### [What is expected]
Provide the number of lines containing the word "this", and nothing else.

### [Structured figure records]
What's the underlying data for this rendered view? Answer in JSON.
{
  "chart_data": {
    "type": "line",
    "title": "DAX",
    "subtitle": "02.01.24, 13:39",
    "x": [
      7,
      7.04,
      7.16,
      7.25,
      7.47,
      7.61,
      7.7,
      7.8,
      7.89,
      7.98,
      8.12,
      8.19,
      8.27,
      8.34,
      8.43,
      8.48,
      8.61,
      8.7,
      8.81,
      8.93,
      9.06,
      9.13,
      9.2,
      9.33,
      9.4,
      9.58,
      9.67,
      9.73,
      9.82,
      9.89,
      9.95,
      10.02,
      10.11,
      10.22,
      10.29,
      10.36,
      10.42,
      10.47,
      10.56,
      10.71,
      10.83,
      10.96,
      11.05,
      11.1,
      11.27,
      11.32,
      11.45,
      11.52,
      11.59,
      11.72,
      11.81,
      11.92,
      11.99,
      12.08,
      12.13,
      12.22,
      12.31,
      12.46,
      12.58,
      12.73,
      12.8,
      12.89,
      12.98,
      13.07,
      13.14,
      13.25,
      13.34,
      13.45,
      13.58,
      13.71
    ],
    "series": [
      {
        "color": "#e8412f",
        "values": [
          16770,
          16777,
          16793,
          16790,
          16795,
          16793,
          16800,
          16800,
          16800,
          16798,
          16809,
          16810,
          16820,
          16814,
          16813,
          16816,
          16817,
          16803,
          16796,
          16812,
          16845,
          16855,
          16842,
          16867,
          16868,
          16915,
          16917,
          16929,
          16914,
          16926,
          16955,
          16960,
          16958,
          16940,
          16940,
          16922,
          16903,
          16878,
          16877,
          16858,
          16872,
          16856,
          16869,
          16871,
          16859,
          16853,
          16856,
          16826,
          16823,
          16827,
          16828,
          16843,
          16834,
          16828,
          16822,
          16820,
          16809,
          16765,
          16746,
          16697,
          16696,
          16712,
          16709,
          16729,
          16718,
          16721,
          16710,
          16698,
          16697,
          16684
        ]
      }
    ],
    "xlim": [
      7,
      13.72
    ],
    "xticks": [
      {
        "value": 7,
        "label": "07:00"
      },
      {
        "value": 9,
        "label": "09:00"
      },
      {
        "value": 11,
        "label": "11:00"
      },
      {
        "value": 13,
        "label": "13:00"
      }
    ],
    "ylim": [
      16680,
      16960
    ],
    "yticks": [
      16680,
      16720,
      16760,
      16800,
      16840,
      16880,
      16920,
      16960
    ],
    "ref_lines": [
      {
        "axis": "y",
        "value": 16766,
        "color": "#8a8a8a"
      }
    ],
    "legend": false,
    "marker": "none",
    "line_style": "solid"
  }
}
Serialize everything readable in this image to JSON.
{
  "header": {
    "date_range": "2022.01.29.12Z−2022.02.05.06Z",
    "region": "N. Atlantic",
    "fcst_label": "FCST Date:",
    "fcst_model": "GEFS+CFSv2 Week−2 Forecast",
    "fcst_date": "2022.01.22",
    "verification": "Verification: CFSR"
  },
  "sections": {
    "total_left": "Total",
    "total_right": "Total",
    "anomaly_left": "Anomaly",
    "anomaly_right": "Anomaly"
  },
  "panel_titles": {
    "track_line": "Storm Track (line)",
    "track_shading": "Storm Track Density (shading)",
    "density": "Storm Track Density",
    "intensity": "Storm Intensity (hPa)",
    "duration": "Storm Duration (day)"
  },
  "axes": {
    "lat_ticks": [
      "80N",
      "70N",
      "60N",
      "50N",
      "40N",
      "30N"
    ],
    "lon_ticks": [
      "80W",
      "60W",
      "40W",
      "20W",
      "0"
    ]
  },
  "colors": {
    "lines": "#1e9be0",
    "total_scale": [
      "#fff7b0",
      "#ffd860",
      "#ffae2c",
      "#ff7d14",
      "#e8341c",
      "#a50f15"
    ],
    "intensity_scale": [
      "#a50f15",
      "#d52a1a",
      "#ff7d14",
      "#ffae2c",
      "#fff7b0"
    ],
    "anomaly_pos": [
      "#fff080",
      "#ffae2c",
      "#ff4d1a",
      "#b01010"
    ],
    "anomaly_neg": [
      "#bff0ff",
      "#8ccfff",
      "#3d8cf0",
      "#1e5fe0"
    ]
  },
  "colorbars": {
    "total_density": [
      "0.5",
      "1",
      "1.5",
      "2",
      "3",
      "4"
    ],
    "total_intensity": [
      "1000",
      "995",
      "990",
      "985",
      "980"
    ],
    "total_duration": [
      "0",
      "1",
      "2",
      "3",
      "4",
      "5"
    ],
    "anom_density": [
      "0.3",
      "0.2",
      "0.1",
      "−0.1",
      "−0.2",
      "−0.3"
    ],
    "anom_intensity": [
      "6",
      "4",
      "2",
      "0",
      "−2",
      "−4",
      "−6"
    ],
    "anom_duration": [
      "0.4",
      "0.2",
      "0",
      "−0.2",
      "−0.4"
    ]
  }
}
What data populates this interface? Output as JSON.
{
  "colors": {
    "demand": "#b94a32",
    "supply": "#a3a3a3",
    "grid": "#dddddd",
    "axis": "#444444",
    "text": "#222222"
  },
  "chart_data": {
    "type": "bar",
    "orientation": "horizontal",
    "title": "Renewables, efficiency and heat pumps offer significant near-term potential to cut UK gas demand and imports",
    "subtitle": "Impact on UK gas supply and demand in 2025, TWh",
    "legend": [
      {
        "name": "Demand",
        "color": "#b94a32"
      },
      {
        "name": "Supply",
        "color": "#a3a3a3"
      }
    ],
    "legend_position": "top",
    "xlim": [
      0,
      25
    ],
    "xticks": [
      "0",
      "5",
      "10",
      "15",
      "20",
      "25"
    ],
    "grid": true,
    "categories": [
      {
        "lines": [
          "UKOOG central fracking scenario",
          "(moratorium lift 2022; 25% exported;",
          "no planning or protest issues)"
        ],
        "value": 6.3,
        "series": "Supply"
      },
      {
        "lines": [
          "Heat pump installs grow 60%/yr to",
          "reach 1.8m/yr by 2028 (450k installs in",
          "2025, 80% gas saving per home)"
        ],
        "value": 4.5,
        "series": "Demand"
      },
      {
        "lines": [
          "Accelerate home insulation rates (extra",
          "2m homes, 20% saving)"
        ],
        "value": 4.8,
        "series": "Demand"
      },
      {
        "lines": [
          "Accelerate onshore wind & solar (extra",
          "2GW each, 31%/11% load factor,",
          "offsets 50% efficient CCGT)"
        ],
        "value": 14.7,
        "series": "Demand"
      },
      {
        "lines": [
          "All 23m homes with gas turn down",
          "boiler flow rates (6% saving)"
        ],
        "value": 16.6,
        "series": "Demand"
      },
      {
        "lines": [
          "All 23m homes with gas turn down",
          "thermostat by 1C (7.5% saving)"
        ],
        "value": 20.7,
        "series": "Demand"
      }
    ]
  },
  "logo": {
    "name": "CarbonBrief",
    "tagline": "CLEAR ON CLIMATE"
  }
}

### [Written answer]
3